◆ Requirements: All the data must come back unchanged, except that pictures are left out.

(Records contained in a dataset)
★ ★ ★ ★ ★ ★ ★

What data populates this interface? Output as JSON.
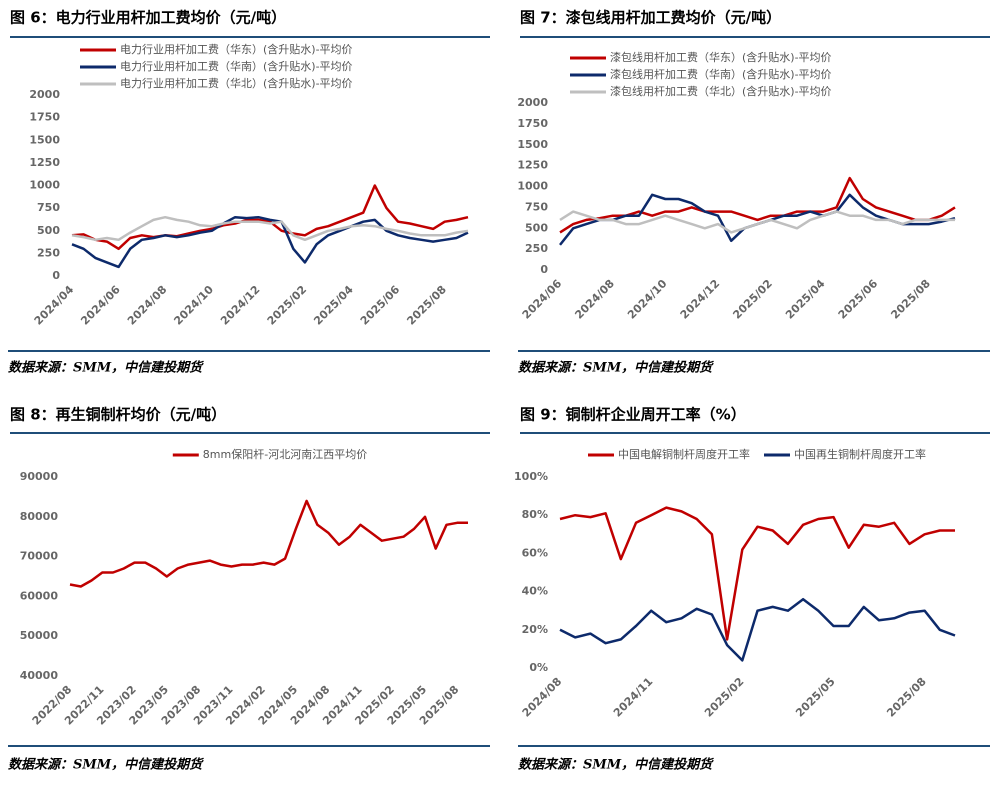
{
  "chart_data": [
    {
      "type": "line",
      "title": "图 6：电力行业用杆加工费均价（元/吨）",
      "source": "数据来源：SMM，中信建投期货",
      "legend": "upper left",
      "categories": [
        "2024/04",
        null,
        null,
        null,
        "2024/06",
        null,
        null,
        null,
        "2024/08",
        null,
        null,
        null,
        "2024/10",
        null,
        null,
        null,
        "2024/12",
        null,
        null,
        null,
        "2025/02",
        null,
        null,
        null,
        "2025/04",
        null,
        null,
        null,
        "2025/06",
        null,
        null,
        null,
        "2025/08",
        null,
        null
      ],
      "ylim": [
        0,
        2000
      ],
      "yticks": [
        0,
        250,
        500,
        750,
        1000,
        1250,
        1500,
        1750,
        2000
      ],
      "series": [
        {
          "name": "电力行业用杆加工费（华东）(含升贴水)-平均价",
          "color": "#c00000",
          "values": [
            450,
            460,
            400,
            380,
            300,
            420,
            450,
            430,
            450,
            440,
            470,
            500,
            520,
            560,
            580,
            620,
            620,
            600,
            500,
            470,
            450,
            520,
            550,
            600,
            650,
            700,
            1000,
            750,
            600,
            580,
            550,
            520,
            600,
            620,
            650
          ]
        },
        {
          "name": "电力行业用杆加工费（华南）(含升贴水)-平均价",
          "color": "#0d2a6b",
          "values": [
            350,
            300,
            200,
            150,
            100,
            300,
            400,
            420,
            450,
            430,
            450,
            480,
            500,
            580,
            650,
            640,
            650,
            620,
            600,
            300,
            150,
            350,
            450,
            500,
            550,
            600,
            620,
            500,
            450,
            420,
            400,
            380,
            400,
            420,
            480
          ]
        },
        {
          "name": "电力行业用杆加工费（华北）(含升贴水)-平均价",
          "color": "#bfbfbf",
          "values": [
            450,
            430,
            400,
            420,
            400,
            480,
            550,
            620,
            650,
            620,
            600,
            560,
            550,
            580,
            600,
            600,
            600,
            580,
            600,
            450,
            400,
            450,
            500,
            520,
            550,
            560,
            550,
            520,
            500,
            470,
            450,
            450,
            450,
            480,
            500
          ]
        }
      ]
    },
    {
      "type": "line",
      "title": "图 7：漆包线用杆加工费均价（元/吨）",
      "source": "数据来源：SMM，中信建投期货",
      "legend": "upper left",
      "categories": [
        "2024/06",
        null,
        null,
        null,
        "2024/08",
        null,
        null,
        null,
        "2024/10",
        null,
        null,
        null,
        "2024/12",
        null,
        null,
        null,
        "2025/02",
        null,
        null,
        null,
        "2025/04",
        null,
        null,
        null,
        "2025/06",
        null,
        null,
        null,
        "2025/08",
        null,
        null
      ],
      "ylim": [
        0,
        2000
      ],
      "yticks": [
        0,
        250,
        500,
        750,
        1000,
        1250,
        1500,
        1750,
        2000
      ],
      "series": [
        {
          "name": "漆包线用杆加工费（华东）(含升贴水)-平均价",
          "color": "#c00000",
          "values": [
            450,
            550,
            600,
            620,
            650,
            650,
            700,
            650,
            700,
            700,
            750,
            700,
            700,
            700,
            650,
            600,
            650,
            650,
            700,
            700,
            700,
            750,
            1100,
            850,
            750,
            700,
            650,
            600,
            600,
            650,
            750
          ]
        },
        {
          "name": "漆包线用杆加工费（华南）(含升贴水)-平均价",
          "color": "#0d2a6b",
          "values": [
            300,
            500,
            550,
            600,
            600,
            650,
            650,
            900,
            850,
            850,
            800,
            700,
            650,
            350,
            500,
            550,
            600,
            650,
            650,
            700,
            650,
            700,
            900,
            750,
            650,
            600,
            550,
            550,
            550,
            580,
            620
          ]
        },
        {
          "name": "漆包线用杆加工费（华北）(含升贴水)-平均价",
          "color": "#bfbfbf",
          "values": [
            600,
            700,
            650,
            600,
            600,
            550,
            550,
            600,
            650,
            600,
            550,
            500,
            550,
            450,
            500,
            550,
            600,
            550,
            500,
            600,
            650,
            700,
            650,
            650,
            600,
            600,
            550,
            600,
            600,
            600,
            600
          ]
        }
      ]
    },
    {
      "type": "line",
      "title": "图 8：再生铜制杆均价（元/吨）",
      "source": "数据来源：SMM，中信建投期货",
      "legend": "upper center",
      "categories": [
        "2022/08",
        null,
        null,
        "2022/11",
        null,
        null,
        "2023/02",
        null,
        null,
        "2023/05",
        null,
        null,
        "2023/08",
        null,
        null,
        "2023/11",
        null,
        null,
        "2024/02",
        null,
        null,
        "2024/05",
        null,
        null,
        "2024/08",
        null,
        null,
        "2024/11",
        null,
        null,
        "2025/02",
        null,
        null,
        "2025/05",
        null,
        null,
        "2025/08",
        null
      ],
      "ylim": [
        40000,
        90000
      ],
      "yticks": [
        40000,
        50000,
        60000,
        70000,
        80000,
        90000
      ],
      "series": [
        {
          "name": "8mm保阳杆-河北河南江西平均价",
          "color": "#c00000",
          "values": [
            63000,
            62500,
            64000,
            66000,
            66000,
            67000,
            68500,
            68500,
            67000,
            65000,
            67000,
            68000,
            68500,
            69000,
            68000,
            67500,
            68000,
            68000,
            68500,
            68000,
            69500,
            77000,
            84000,
            78000,
            76000,
            73000,
            75000,
            78000,
            76000,
            74000,
            74500,
            75000,
            77000,
            80000,
            72000,
            78000,
            78500,
            78500
          ]
        }
      ]
    },
    {
      "type": "line",
      "title": "图 9：铜制杆企业周开工率（%）",
      "source": "数据来源：SMM，中信建投期货",
      "legend": "upper center",
      "categories": [
        "2024/08",
        null,
        null,
        null,
        null,
        null,
        "2024/11",
        null,
        null,
        null,
        null,
        null,
        "2025/02",
        null,
        null,
        null,
        null,
        null,
        "2025/05",
        null,
        null,
        null,
        null,
        null,
        "2025/08",
        null,
        null
      ],
      "ylim": [
        0,
        100
      ],
      "yticks": [
        {
          "value": 0,
          "label": "0%"
        },
        {
          "value": 20,
          "label": "20%"
        },
        {
          "value": 40,
          "label": "40%"
        },
        {
          "value": 60,
          "label": "60%"
        },
        {
          "value": 80,
          "label": "80%"
        },
        {
          "value": 100,
          "label": "100%"
        }
      ],
      "series": [
        {
          "name": "中国电解铜制杆周度开工率",
          "color": "#c00000",
          "values": [
            78,
            80,
            79,
            81,
            57,
            76,
            80,
            84,
            82,
            78,
            70,
            15,
            62,
            74,
            72,
            65,
            75,
            78,
            79,
            63,
            75,
            74,
            76,
            65,
            70,
            72,
            72
          ]
        },
        {
          "name": "中国再生铜制杆周度开工率",
          "color": "#0d2a6b",
          "values": [
            20,
            16,
            18,
            13,
            15,
            22,
            30,
            24,
            26,
            31,
            28,
            12,
            4,
            30,
            32,
            30,
            36,
            30,
            22,
            22,
            32,
            25,
            26,
            29,
            30,
            20,
            17
          ]
        }
      ]
    }
  ]
}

★ ★ ★ ★ ★ ★ ★

◆ Response:
What data populates this interface? Output as JSON.
{
  "chart_data": [
    {
      "type": "line",
      "title": "图 6：电力行业用杆加工费均价（元/吨）",
      "source": "数据来源：SMM，中信建投期货",
      "legend": "upper left",
      "categories": [
        "2024/04",
        null,
        null,
        null,
        "2024/06",
        null,
        null,
        null,
        "2024/08",
        null,
        null,
        null,
        "2024/10",
        null,
        null,
        null,
        "2024/12",
        null,
        null,
        null,
        "2025/02",
        null,
        null,
        null,
        "2025/04",
        null,
        null,
        null,
        "2025/06",
        null,
        null,
        null,
        "2025/08",
        null,
        null
      ],
      "ylim": [
        0,
        2000
      ],
      "yticks": [
        0,
        250,
        500,
        750,
        1000,
        1250,
        1500,
        1750,
        2000
      ],
      "series": [
        {
          "name": "电力行业用杆加工费（华东）(含升贴水)-平均价",
          "color": "#c00000",
          "values": [
            450,
            460,
            400,
            380,
            300,
            420,
            450,
            430,
            450,
            440,
            470,
            500,
            520,
            560,
            580,
            620,
            620,
            600,
            500,
            470,
            450,
            520,
            550,
            600,
            650,
            700,
            1000,
            750,
            600,
            580,
            550,
            520,
            600,
            620,
            650
          ]
        },
        {
          "name": "电力行业用杆加工费（华南）(含升贴水)-平均价",
          "color": "#0d2a6b",
          "values": [
            350,
            300,
            200,
            150,
            100,
            300,
            400,
            420,
            450,
            430,
            450,
            480,
            500,
            580,
            650,
            640,
            650,
            620,
            600,
            300,
            150,
            350,
            450,
            500,
            550,
            600,
            620,
            500,
            450,
            420,
            400,
            380,
            400,
            420,
            480
          ]
        },
        {
          "name": "电力行业用杆加工费（华北）(含升贴水)-平均价",
          "color": "#bfbfbf",
          "values": [
            450,
            430,
            400,
            420,
            400,
            480,
            550,
            620,
            650,
            620,
            600,
            560,
            550,
            580,
            600,
            600,
            600,
            580,
            600,
            450,
            400,
            450,
            500,
            520,
            550,
            560,
            550,
            520,
            500,
            470,
            450,
            450,
            450,
            480,
            500
          ]
        }
      ]
    },
    {
      "type": "line",
      "title": "图 7：漆包线用杆加工费均价（元/吨）",
      "source": "数据来源：SMM，中信建投期货",
      "legend": "upper left",
      "categories": [
        "2024/06",
        null,
        null,
        null,
        "2024/08",
        null,
        null,
        null,
        "2024/10",
        null,
        null,
        null,
        "2024/12",
        null,
        null,
        null,
        "2025/02",
        null,
        null,
        null,
        "2025/04",
        null,
        null,
        null,
        "2025/06",
        null,
        null,
        null,
        "2025/08",
        null,
        null
      ],
      "ylim": [
        0,
        2000
      ],
      "yticks": [
        0,
        250,
        500,
        750,
        1000,
        1250,
        1500,
        1750,
        2000
      ],
      "series": [
        {
          "name": "漆包线用杆加工费（华东）(含升贴水)-平均价",
          "color": "#c00000",
          "values": [
            450,
            550,
            600,
            620,
            650,
            650,
            700,
            650,
            700,
            700,
            750,
            700,
            700,
            700,
            650,
            600,
            650,
            650,
            700,
            700,
            700,
            750,
            1100,
            850,
            750,
            700,
            650,
            600,
            600,
            650,
            750
          ]
        },
        {
          "name": "漆包线用杆加工费（华南）(含升贴水)-平均价",
          "color": "#0d2a6b",
          "values": [
            300,
            500,
            550,
            600,
            600,
            650,
            650,
            900,
            850,
            850,
            800,
            700,
            650,
            350,
            500,
            550,
            600,
            650,
            650,
            700,
            650,
            700,
            900,
            750,
            650,
            600,
            550,
            550,
            550,
            580,
            620
          ]
        },
        {
          "name": "漆包线用杆加工费（华北）(含升贴水)-平均价",
          "color": "#bfbfbf",
          "values": [
            600,
            700,
            650,
            600,
            600,
            550,
            550,
            600,
            650,
            600,
            550,
            500,
            550,
            450,
            500,
            550,
            600,
            550,
            500,
            600,
            650,
            700,
            650,
            650,
            600,
            600,
            550,
            600,
            600,
            600,
            600
          ]
        }
      ]
    },
    {
      "type": "line",
      "title": "图 8：再生铜制杆均价（元/吨）",
      "source": "数据来源：SMM，中信建投期货",
      "legend": "upper center",
      "categories": [
        "2022/08",
        null,
        null,
        "2022/11",
        null,
        null,
        "2023/02",
        null,
        null,
        "2023/05",
        null,
        null,
        "2023/08",
        null,
        null,
        "2023/11",
        null,
        null,
        "2024/02",
        null,
        null,
        "2024/05",
        null,
        null,
        "2024/08",
        null,
        null,
        "2024/11",
        null,
        null,
        "2025/02",
        null,
        null,
        "2025/05",
        null,
        null,
        "2025/08",
        null
      ],
      "ylim": [
        40000,
        90000
      ],
      "yticks": [
        40000,
        50000,
        60000,
        70000,
        80000,
        90000
      ],
      "series": [
        {
          "name": "8mm保阳杆-河北河南江西平均价",
          "color": "#c00000",
          "values": [
            63000,
            62500,
            64000,
            66000,
            66000,
            67000,
            68500,
            68500,
            67000,
            65000,
            67000,
            68000,
            68500,
            69000,
            68000,
            67500,
            68000,
            68000,
            68500,
            68000,
            69500,
            77000,
            84000,
            78000,
            76000,
            73000,
            75000,
            78000,
            76000,
            74000,
            74500,
            75000,
            77000,
            80000,
            72000,
            78000,
            78500,
            78500
          ]
        }
      ]
    },
    {
      "type": "line",
      "title": "图 9：铜制杆企业周开工率（%）",
      "source": "数据来源：SMM，中信建投期货",
      "legend": "upper center",
      "categories": [
        "2024/08",
        null,
        null,
        null,
        null,
        null,
        "2024/11",
        null,
        null,
        null,
        null,
        null,
        "2025/02",
        null,
        null,
        null,
        null,
        null,
        "2025/05",
        null,
        null,
        null,
        null,
        null,
        "2025/08",
        null,
        null
      ],
      "ylim": [
        0,
        100
      ],
      "yticks": [
        {
          "value": 0,
          "label": "0%"
        },
        {
          "value": 20,
          "label": "20%"
        },
        {
          "value": 40,
          "label": "40%"
        },
        {
          "value": 60,
          "label": "60%"
        },
        {
          "value": 80,
          "label": "80%"
        },
        {
          "value": 100,
          "label": "100%"
        }
      ],
      "series": [
        {
          "name": "中国电解铜制杆周度开工率",
          "color": "#c00000",
          "values": [
            78,
            80,
            79,
            81,
            57,
            76,
            80,
            84,
            82,
            78,
            70,
            15,
            62,
            74,
            72,
            65,
            75,
            78,
            79,
            63,
            75,
            74,
            76,
            65,
            70,
            72,
            72
          ]
        },
        {
          "name": "中国再生铜制杆周度开工率",
          "color": "#0d2a6b",
          "values": [
            20,
            16,
            18,
            13,
            15,
            22,
            30,
            24,
            26,
            31,
            28,
            12,
            4,
            30,
            32,
            30,
            36,
            30,
            22,
            22,
            32,
            25,
            26,
            29,
            30,
            20,
            17
          ]
        }
      ]
    }
  ]
}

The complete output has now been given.